** BEGIN **

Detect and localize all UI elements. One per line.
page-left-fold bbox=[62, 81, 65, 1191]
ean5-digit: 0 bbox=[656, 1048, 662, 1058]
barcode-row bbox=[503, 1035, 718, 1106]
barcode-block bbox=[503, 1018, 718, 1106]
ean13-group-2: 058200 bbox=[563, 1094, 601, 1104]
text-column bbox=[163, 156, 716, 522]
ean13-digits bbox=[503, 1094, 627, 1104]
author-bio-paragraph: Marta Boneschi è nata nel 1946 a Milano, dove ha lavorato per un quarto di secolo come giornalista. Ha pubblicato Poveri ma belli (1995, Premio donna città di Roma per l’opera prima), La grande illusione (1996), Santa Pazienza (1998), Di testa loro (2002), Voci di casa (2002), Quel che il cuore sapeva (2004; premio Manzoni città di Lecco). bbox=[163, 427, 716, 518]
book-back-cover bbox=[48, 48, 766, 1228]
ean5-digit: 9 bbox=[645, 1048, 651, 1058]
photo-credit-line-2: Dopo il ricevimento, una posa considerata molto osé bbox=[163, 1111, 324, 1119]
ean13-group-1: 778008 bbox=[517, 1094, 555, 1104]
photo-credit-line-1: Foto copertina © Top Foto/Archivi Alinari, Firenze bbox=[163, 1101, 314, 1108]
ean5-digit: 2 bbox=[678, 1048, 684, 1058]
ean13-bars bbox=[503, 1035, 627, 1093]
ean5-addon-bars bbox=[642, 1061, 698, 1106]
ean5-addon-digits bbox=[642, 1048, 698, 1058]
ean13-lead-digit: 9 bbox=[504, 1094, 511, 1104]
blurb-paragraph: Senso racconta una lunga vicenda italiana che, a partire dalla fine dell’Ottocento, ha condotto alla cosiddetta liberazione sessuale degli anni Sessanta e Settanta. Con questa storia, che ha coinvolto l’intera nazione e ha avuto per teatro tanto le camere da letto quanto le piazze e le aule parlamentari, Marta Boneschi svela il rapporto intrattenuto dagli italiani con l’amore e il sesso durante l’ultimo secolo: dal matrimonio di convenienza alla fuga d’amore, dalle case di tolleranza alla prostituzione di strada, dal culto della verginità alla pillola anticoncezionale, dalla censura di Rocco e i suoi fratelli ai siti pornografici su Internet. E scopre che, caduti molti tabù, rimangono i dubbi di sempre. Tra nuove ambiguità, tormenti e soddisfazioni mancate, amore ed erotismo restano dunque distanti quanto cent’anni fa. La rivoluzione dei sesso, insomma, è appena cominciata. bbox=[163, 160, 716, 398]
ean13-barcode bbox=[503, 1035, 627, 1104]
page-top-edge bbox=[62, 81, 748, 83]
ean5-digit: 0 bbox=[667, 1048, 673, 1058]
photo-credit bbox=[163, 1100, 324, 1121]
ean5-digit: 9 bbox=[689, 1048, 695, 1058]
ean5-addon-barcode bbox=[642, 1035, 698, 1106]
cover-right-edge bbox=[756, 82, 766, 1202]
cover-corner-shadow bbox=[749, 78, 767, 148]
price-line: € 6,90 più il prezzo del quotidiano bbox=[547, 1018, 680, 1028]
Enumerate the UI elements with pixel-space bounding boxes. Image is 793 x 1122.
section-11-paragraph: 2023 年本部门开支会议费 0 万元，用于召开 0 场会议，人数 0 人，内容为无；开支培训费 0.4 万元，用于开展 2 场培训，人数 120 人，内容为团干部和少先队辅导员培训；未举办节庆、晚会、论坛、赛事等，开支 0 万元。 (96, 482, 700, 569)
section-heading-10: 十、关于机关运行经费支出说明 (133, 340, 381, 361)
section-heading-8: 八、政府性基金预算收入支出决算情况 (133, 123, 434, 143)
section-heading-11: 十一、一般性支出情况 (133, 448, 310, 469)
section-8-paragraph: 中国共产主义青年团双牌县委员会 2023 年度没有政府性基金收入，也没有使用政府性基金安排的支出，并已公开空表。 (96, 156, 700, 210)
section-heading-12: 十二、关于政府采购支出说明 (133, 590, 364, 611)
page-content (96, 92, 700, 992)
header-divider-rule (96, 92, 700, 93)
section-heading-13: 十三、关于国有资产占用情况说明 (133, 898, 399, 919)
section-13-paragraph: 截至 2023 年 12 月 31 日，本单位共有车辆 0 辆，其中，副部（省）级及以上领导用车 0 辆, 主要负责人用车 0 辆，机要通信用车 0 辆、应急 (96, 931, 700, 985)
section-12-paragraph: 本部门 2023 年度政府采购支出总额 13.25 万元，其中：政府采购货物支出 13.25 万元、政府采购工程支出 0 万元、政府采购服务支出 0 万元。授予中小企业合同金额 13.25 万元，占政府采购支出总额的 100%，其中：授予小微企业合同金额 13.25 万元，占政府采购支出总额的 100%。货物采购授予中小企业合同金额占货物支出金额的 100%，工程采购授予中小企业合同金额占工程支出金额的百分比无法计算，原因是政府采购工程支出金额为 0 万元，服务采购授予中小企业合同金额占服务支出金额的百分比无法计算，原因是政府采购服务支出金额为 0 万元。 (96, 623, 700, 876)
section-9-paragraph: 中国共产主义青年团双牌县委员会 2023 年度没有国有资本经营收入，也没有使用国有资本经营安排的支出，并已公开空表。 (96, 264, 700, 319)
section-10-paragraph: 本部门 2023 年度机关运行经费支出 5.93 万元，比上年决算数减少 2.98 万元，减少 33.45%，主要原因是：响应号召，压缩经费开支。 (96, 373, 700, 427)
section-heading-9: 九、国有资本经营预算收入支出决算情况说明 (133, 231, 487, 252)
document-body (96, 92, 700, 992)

** END **

| EXERCISE |
Swap "barcode-row" for "barcode-strip" in the lines from the first one through the line that contains "book-back-cover bbox=[48, 48, 766, 1228]", both included, and give back only those lines with nothing else changed.

| FINAL ANSWER |
Detect and localize all UI elements. One per line.
page-left-fold bbox=[62, 81, 65, 1191]
ean5-digit: 0 bbox=[656, 1048, 662, 1058]
barcode-strip bbox=[503, 1035, 718, 1106]
barcode-block bbox=[503, 1018, 718, 1106]
ean13-group-2: 058200 bbox=[563, 1094, 601, 1104]
text-column bbox=[163, 156, 716, 522]
ean13-digits bbox=[503, 1094, 627, 1104]
author-bio-paragraph: Marta Boneschi è nata nel 1946 a Milano, dove ha lavorato per un quarto di secolo come giornalista. Ha pubblicato Poveri ma belli (1995, Premio donna città di Roma per l’opera prima), La grande illusione (1996), Santa Pazienza (1998), Di testa loro (2002), Voci di casa (2002), Quel che il cuore sapeva (2004; premio Manzoni città di Lecco). bbox=[163, 427, 716, 518]
book-back-cover bbox=[48, 48, 766, 1228]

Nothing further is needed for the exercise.